Dataset entries
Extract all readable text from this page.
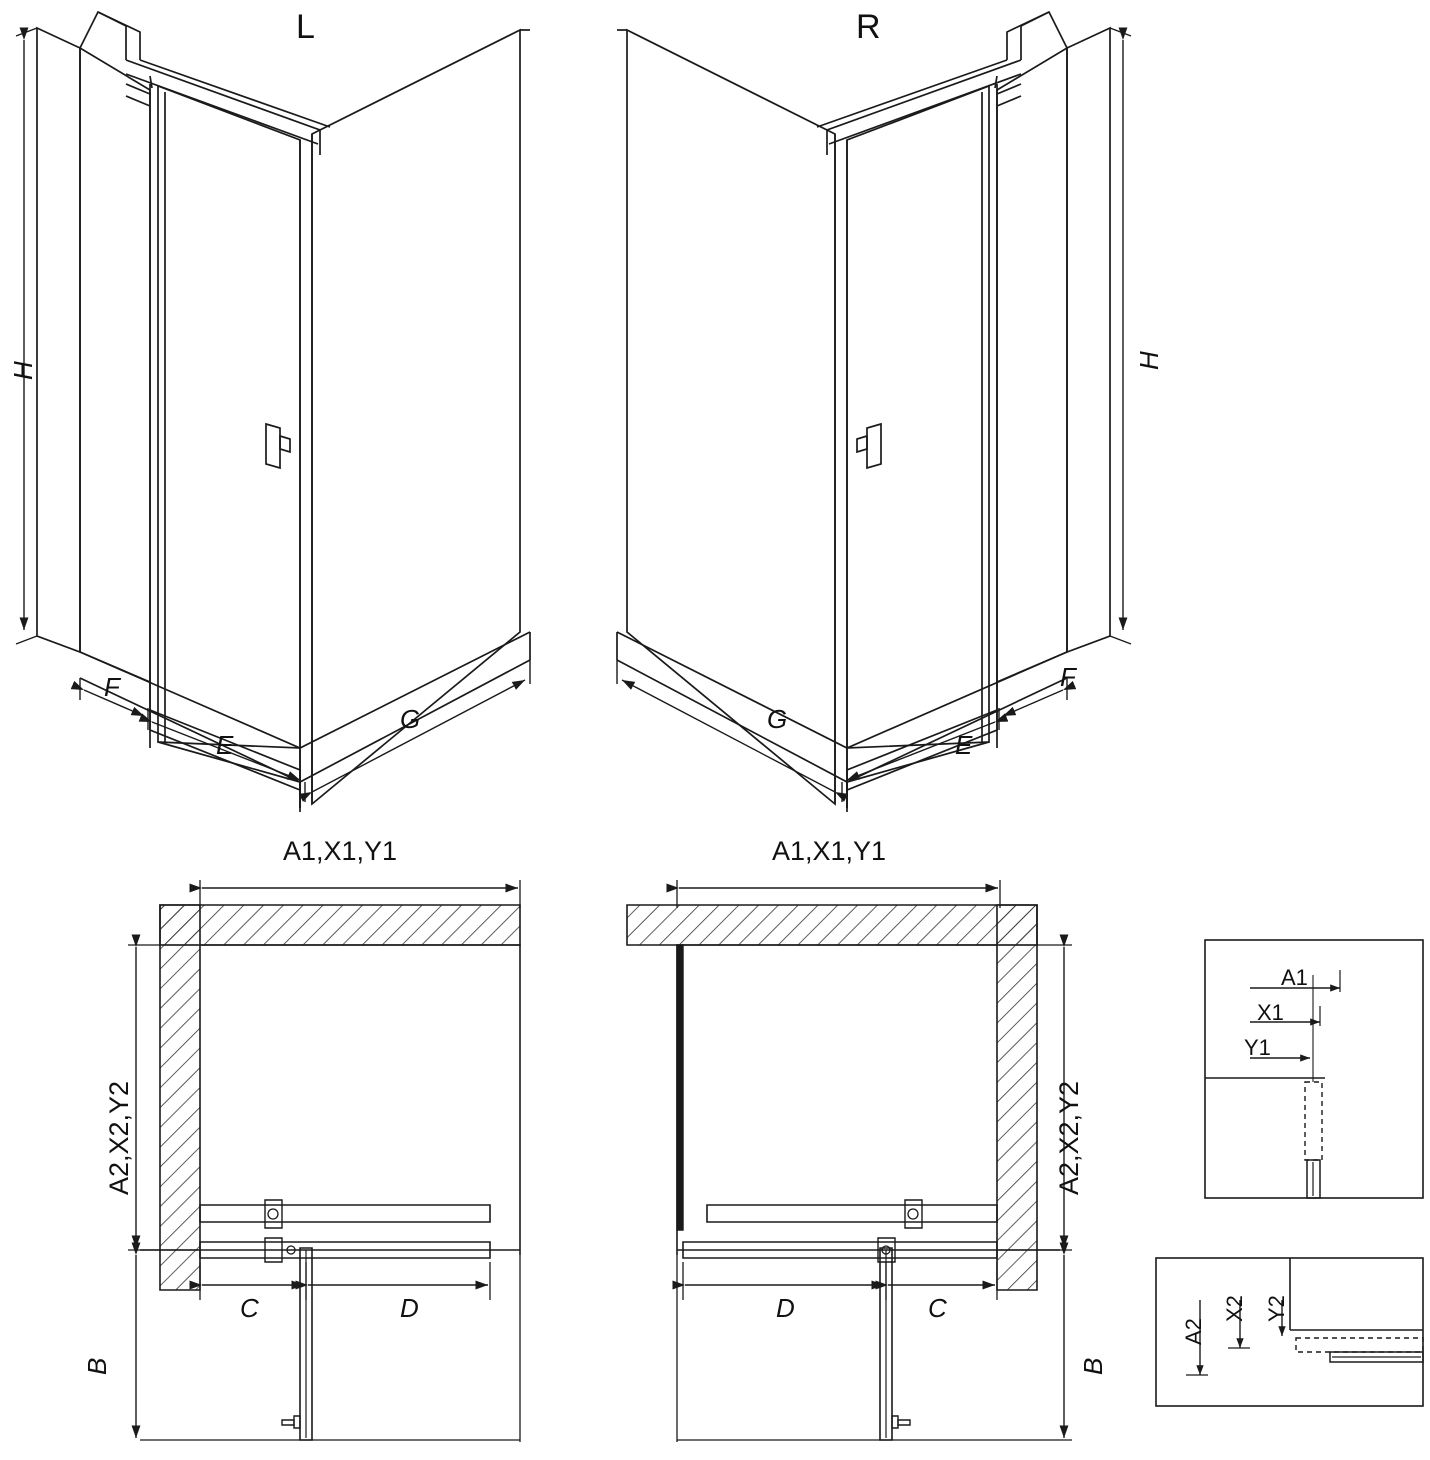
L	R
H
H
F
E
G
F
E
G
A1,X1,Y1	A1,X1,Y1
A2,X2,Y2	A2,X2,Y2
C	D
B
D	C
B
A1
X1
Y1
A2
X2 Y2
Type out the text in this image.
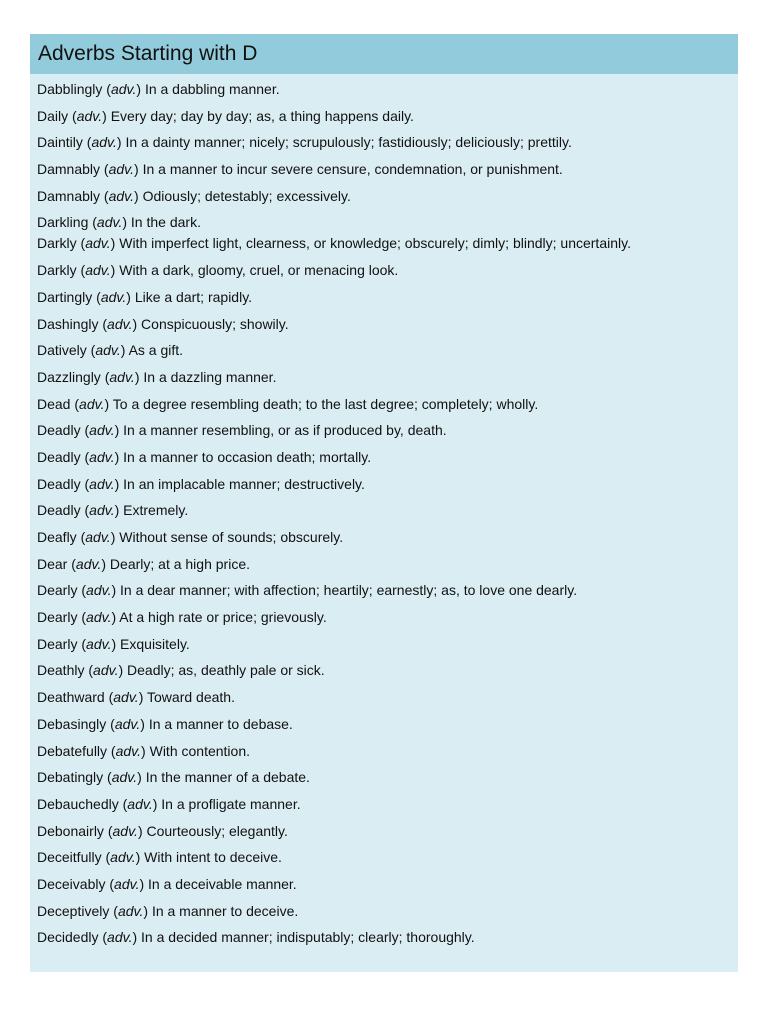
Adverbs Starting with D
Dabblingly (adv.) In a dabbling manner.
Daily (adv.) Every day; day by day; as, a thing happens daily.
Daintily (adv.) In a dainty manner; nicely; scrupulously; fastidiously; deliciously; prettily.
Damnably (adv.) In a manner to incur severe censure, condemnation, or punishment.
Damnably (adv.) Odiously; detestably; excessively.
Darkling (adv.) In the dark.
Darkly (adv.) With imperfect light, clearness, or knowledge; obscurely; dimly; blindly; uncertainly.
Darkly (adv.) With a dark, gloomy, cruel, or menacing look.
Dartingly (adv.) Like a dart; rapidly.
Dashingly (adv.) Conspicuously; showily.
Datively (adv.) As a gift.
Dazzlingly (adv.) In a dazzling manner.
Dead (adv.) To a degree resembling death; to the last degree; completely; wholly.
Deadly (adv.) In a manner resembling, or as if produced by, death.
Deadly (adv.) In a manner to occasion death; mortally.
Deadly (adv.) In an implacable manner; destructively.
Deadly (adv.) Extremely.
Deafly (adv.) Without sense of sounds; obscurely.
Dear (adv.) Dearly; at a high price.
Dearly (adv.) In a dear manner; with affection; heartily; earnestly; as, to love one dearly.
Dearly (adv.) At a high rate or price; grievously.
Dearly (adv.) Exquisitely.
Deathly (adv.) Deadly; as, deathly pale or sick.
Deathward (adv.) Toward death.
Debasingly (adv.) In a manner to debase.
Debatefully (adv.) With contention.
Debatingly (adv.) In the manner of a debate.
Debauchedly (adv.) In a profligate manner.
Debonairly (adv.) Courteously; elegantly.
Deceitfully (adv.) With intent to deceive.
Deceivably (adv.) In a deceivable manner.
Deceptively (adv.) In a manner to deceive.
Decidedly (adv.) In a decided manner; indisputably; clearly; thoroughly.
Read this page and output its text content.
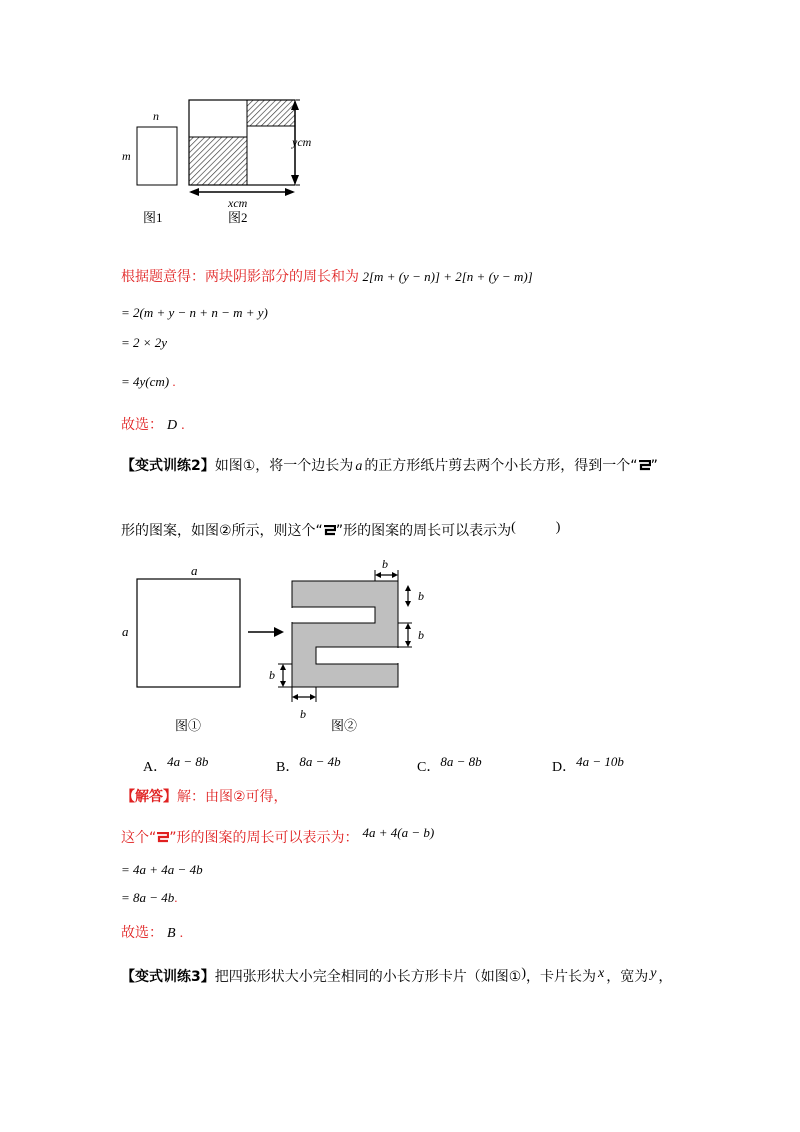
n
m
ycm
xcm
图1	图2
根据题意得：两块阴影部分的周长和为 2[m + (y − n)] + 2[n + (y − m)]
= 2(m + y − n + n − m + y)
= 2 × 2y
= 4y(cm) .
故选： D .
【变式训练2】如图①，将一个边长为 a 的正方形纸片剪去两个小长方形，得到一个“ ”
形的图案，如图②所示，则这个“ ”形的图案的周长可以表示为(	)
a
a
b
b
b
b
b
图①	图②
A．4a − 8b	B．8a − 4b	C．8a − 8b	D．4a − 10b
【解答】解：由图②可得，
这个“ ”形的图案的周长可以表示为： 4a + 4(a − b)
= 4a + 4a − 4b
= 8a − 4b.
故选： B .
【变式训练3】把四张形状大小完全相同的小长方形卡片（如图①)，卡片长为 x ，宽为 y ，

▶ [Requirements]:
Gather all lines from the listing above in which "resembling" occurs.

▶ [Result for this task]:
Dead (adv.) To a degree resembling death; to the last degree; completely; wholly.
Deadly (adv.) In a manner resembling, or as if produced by, death.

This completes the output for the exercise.